§ **What is expected**:
Without the images, print all the entries below exactly as given.
━━━━━ Records shown
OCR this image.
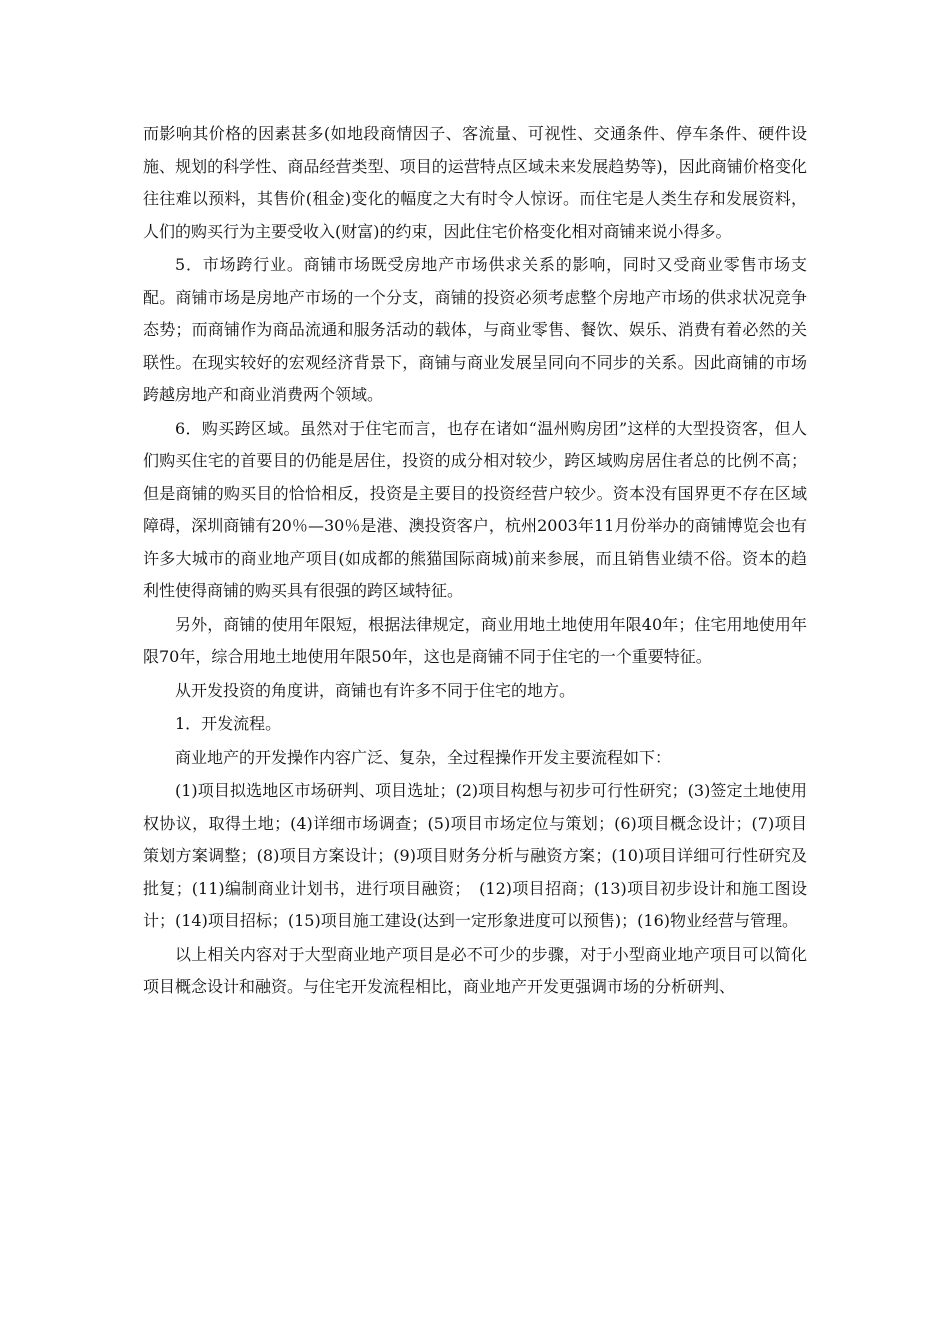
而影响其价格的因素甚多(如地段商情因子、客流量、可视性、交通条件、停车条件、硬件设施、规划的科学性、商品经营类型、项目的运营特点区域未来发展趋势等)，因此商铺价格变化往往难以预料，其售价(租金)变化的幅度之大有时令人惊讶。而住宅是人类生存和发展资料，人们的购买行为主要受收入(财富)的约束，因此住宅价格变化相对商铺来说小得多。

5．市场跨行业。商铺市场既受房地产市场供求关系的影响，同时又受商业零售市场支配。商铺市场是房地产市场的一个分支，商铺的投资必须考虑整个房地产市场的供求状况竞争态势；而商铺作为商品流通和服务活动的载体，与商业零售、餐饮、娱乐、消费有着必然的关联性。在现实较好的宏观经济背景下，商铺与商业发展呈同向不同步的关系。因此商铺的市场跨越房地产和商业消费两个领域。

6．购买跨区域。虽然对于住宅而言，也存在诸如“温州购房团”这样的大型投资客，但人们购买住宅的首要目的仍能是居住，投资的成分相对较少，跨区域购房居住者总的比例不高；但是商铺的购买目的恰恰相反，投资是主要目的投资经营户较少。资本没有国界更不存在区域障碍，深圳商铺有20％—30％是港、澳投资客户，杭州2003年11月份举办的商铺博览会也有许多大城市的商业地产项目(如成都的熊猫国际商城)前来参展，而且销售业绩不俗。资本的趋利性使得商铺的购买具有很强的跨区域特征。

另外，商铺的使用年限短，根据法律规定，商业用地土地使用年限40年；住宅用地使用年限70年，综合用地土地使用年限50年，这也是商铺不同于住宅的一个重要特征。

从开发投资的角度讲，商铺也有许多不同于住宅的地方。

1．开发流程。

商业地产的开发操作内容广泛、复杂，全过程操作开发主要流程如下：

(1)项目拟选地区市场研判、项目选址；(2)项目构想与初步可行性研究；(3)签定土地使用权协议，取得土地；(4)详细市场调查；(5)项目市场定位与策划；(6)项目概念设计；(7)项目策划方案调整；(8)项目方案设计；(9)项目财务分析与融资方案；(10)项目详细可行性研究及批复；(11)编制商业计划书，进行项目融资；　(12)项目招商；(13)项目初步设计和施工图设计；(14)项目招标；(15)项目施工建设(达到一定形象进度可以预售)；(16)物业经营与管理。

以上相关内容对于大型商业地产项目是必不可少的步骤，对于小型商业地产项目可以简化项目概念设计和融资。与住宅开发流程相比，商业地产开发更强调市场的分析研判、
━━━━━━━━━━
§ **Complete answer**:
OCR this image.
而影响其价格的因素甚多(如地段商情因子、客流量、可视性、交通条件、停车条件、硬件设施、规划的科学性、商品经营类型、项目的运营特点区域未来发展趋势等)，因此商铺价格变化往往难以预料，其售价(租金)变化的幅度之大有时令人惊讶。而住宅是人类生存和发展资料，人们的购买行为主要受收入(财富)的约束，因此住宅价格变化相对商铺来说小得多。

5．市场跨行业。商铺市场既受房地产市场供求关系的影响，同时又受商业零售市场支配。商铺市场是房地产市场的一个分支，商铺的投资必须考虑整个房地产市场的供求状况竞争态势；而商铺作为商品流通和服务活动的载体，与商业零售、餐饮、娱乐、消费有着必然的关联性。在现实较好的宏观经济背景下，商铺与商业发展呈同向不同步的关系。因此商铺的市场跨越房地产和商业消费两个领域。

6．购买跨区域。虽然对于住宅而言，也存在诸如“温州购房团”这样的大型投资客，但人们购买住宅的首要目的仍能是居住，投资的成分相对较少，跨区域购房居住者总的比例不高；但是商铺的购买目的恰恰相反，投资是主要目的投资经营户较少。资本没有国界更不存在区域障碍，深圳商铺有20％—30％是港、澳投资客户，杭州2003年11月份举办的商铺博览会也有许多大城市的商业地产项目(如成都的熊猫国际商城)前来参展，而且销售业绩不俗。资本的趋利性使得商铺的购买具有很强的跨区域特征。

另外，商铺的使用年限短，根据法律规定，商业用地土地使用年限40年；住宅用地使用年限70年，综合用地土地使用年限50年，这也是商铺不同于住宅的一个重要特征。

从开发投资的角度讲，商铺也有许多不同于住宅的地方。

1．开发流程。

商业地产的开发操作内容广泛、复杂，全过程操作开发主要流程如下：

(1)项目拟选地区市场研判、项目选址；(2)项目构想与初步可行性研究；(3)签定土地使用权协议，取得土地；(4)详细市场调查；(5)项目市场定位与策划；(6)项目概念设计；(7)项目策划方案调整；(8)项目方案设计；(9)项目财务分析与融资方案；(10)项目详细可行性研究及批复；(11)编制商业计划书，进行项目融资；　(12)项目招商；(13)项目初步设计和施工图设计；(14)项目招标；(15)项目施工建设(达到一定形象进度可以预售)；(16)物业经营与管理。

以上相关内容对于大型商业地产项目是必不可少的步骤，对于小型商业地产项目可以简化项目概念设计和融资。与住宅开发流程相比，商业地产开发更强调市场的分析研判、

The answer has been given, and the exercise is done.